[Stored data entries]
◇ ◇ ◇ ◇ ◇

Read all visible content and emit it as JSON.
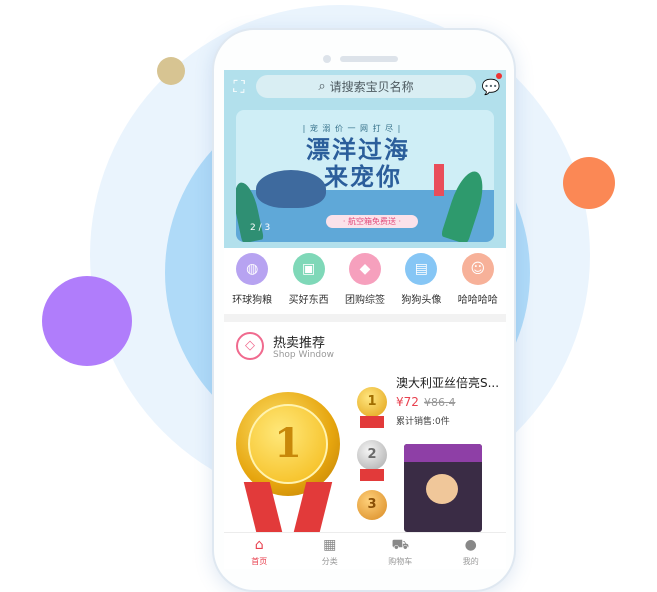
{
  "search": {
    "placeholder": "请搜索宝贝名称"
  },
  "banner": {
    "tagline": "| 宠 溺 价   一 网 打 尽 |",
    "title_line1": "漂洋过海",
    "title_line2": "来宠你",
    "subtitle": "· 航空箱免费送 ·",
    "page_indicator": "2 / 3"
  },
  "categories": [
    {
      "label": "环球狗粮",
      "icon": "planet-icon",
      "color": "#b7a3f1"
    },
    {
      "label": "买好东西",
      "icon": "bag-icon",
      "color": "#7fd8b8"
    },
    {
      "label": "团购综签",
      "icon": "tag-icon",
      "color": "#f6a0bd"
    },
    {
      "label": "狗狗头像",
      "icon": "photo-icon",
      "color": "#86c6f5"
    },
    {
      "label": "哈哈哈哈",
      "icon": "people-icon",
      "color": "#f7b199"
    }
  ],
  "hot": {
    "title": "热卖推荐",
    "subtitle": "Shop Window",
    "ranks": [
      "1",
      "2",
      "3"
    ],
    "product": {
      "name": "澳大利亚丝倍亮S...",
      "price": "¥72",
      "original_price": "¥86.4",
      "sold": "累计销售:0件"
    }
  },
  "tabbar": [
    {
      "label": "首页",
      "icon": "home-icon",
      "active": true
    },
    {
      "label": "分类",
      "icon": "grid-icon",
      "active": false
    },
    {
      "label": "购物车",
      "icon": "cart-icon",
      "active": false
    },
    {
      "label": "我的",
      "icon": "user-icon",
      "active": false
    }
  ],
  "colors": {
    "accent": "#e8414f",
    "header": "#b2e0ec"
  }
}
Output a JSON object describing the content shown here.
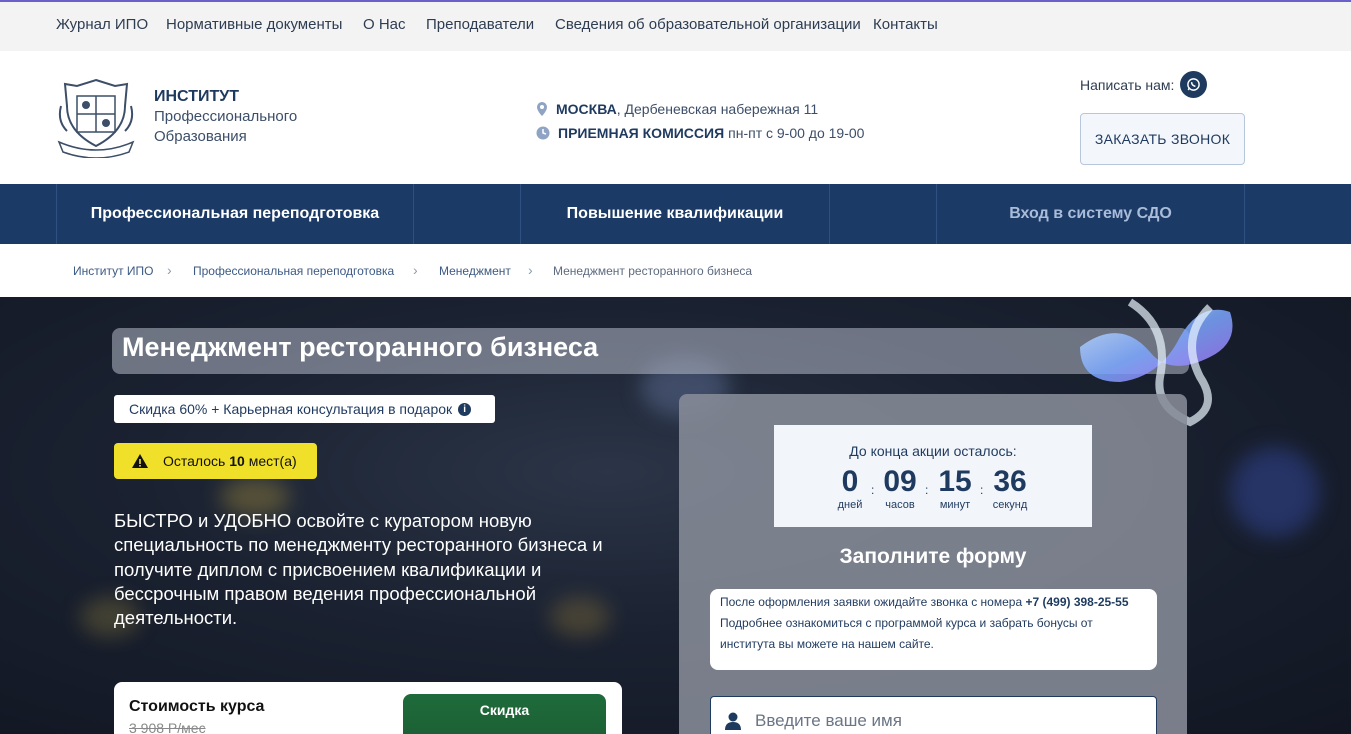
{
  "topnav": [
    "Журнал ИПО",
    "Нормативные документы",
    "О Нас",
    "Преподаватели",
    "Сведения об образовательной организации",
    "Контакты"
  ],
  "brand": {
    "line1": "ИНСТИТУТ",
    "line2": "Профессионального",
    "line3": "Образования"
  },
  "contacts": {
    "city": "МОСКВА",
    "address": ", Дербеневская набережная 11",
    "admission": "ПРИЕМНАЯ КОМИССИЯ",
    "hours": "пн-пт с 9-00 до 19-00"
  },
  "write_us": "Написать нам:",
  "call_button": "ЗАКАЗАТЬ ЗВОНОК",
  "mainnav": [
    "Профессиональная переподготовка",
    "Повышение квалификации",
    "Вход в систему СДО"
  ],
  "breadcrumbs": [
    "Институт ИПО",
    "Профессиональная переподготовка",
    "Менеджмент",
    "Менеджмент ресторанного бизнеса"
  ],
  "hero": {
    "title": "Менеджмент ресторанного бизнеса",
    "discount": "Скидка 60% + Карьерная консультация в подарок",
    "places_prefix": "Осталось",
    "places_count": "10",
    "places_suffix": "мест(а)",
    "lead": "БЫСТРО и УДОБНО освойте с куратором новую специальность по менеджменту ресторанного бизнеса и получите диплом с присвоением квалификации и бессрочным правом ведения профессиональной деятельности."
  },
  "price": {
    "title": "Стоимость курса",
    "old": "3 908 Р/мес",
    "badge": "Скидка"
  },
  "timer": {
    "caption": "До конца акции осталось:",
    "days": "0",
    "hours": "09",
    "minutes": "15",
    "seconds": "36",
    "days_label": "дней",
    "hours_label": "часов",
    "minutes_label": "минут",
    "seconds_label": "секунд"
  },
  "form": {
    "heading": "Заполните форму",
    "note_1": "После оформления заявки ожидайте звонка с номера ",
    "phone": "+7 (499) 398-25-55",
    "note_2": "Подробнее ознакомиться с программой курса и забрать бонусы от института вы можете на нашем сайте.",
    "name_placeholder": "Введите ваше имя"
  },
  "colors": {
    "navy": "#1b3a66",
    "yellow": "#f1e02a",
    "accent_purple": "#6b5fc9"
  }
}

◇ ◇ ◇ ◇ ◇

Look over the listing above. Pick out and copy every line that includes "JSON".

Written solution
Read all visible content and emit it as JSON.
Output a JSON object describing the content shown here.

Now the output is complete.